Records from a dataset
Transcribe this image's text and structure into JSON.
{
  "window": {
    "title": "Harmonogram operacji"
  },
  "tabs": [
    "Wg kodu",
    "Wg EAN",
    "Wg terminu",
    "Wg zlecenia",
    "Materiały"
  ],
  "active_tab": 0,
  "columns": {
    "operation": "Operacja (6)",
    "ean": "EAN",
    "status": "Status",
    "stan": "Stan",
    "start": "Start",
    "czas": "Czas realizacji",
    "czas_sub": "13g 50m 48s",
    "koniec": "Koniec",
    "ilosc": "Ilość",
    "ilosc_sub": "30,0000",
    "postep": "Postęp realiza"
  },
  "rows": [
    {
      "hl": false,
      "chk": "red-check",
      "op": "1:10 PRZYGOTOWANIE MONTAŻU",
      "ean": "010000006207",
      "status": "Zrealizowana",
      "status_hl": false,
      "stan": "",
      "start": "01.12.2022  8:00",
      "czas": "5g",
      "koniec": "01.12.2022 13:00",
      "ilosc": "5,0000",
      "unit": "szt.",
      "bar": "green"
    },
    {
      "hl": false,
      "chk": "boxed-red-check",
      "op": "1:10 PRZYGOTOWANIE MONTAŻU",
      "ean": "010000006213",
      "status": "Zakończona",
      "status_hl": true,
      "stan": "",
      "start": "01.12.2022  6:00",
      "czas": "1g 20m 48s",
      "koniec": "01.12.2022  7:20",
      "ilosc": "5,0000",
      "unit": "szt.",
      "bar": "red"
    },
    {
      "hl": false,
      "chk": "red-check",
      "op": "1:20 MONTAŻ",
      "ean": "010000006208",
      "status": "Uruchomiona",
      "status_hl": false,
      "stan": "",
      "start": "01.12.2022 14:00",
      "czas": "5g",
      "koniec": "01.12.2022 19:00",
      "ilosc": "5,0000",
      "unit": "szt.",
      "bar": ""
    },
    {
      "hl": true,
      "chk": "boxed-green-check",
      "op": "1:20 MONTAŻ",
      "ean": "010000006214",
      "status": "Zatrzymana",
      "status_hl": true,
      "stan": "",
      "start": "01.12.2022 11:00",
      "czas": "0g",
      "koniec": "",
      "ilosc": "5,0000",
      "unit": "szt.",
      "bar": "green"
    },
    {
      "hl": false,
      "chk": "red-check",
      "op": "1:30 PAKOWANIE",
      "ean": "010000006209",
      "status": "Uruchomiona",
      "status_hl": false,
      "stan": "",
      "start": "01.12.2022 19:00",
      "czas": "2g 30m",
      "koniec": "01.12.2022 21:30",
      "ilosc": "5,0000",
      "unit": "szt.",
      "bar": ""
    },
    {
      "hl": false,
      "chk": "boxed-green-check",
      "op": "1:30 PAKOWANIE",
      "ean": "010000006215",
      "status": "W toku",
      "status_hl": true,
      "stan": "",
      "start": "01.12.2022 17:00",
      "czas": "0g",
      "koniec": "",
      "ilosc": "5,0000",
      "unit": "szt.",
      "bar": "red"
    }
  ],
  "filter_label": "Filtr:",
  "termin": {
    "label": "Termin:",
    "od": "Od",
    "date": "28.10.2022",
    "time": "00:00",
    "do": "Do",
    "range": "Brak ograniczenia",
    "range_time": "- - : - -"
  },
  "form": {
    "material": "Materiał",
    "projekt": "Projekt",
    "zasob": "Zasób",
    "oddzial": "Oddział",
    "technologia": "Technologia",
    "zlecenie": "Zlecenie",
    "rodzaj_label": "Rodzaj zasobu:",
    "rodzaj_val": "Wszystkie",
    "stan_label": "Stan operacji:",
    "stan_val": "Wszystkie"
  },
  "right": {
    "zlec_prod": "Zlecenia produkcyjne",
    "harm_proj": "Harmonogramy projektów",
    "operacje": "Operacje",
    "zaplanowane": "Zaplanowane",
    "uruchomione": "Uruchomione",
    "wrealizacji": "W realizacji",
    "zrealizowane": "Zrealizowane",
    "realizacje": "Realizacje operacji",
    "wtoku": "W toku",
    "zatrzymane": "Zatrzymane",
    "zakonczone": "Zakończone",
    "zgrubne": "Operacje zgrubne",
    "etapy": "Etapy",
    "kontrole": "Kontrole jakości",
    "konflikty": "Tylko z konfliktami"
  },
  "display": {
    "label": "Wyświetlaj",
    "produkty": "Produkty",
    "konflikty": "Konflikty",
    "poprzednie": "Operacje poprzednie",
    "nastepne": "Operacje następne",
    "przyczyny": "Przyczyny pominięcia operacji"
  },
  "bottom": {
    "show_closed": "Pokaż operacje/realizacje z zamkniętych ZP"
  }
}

Task: Extract each line holding the string "koniec".

The result:
    "koniec": "Koniec",
      "koniec": "01.12.2022 13:00",
      "koniec": "01.12.2022  7:20",
      "koniec": "01.12.2022 19:00",
      "koniec": "",
      "koniec": "01.12.2022 21:30",
      "koniec": "",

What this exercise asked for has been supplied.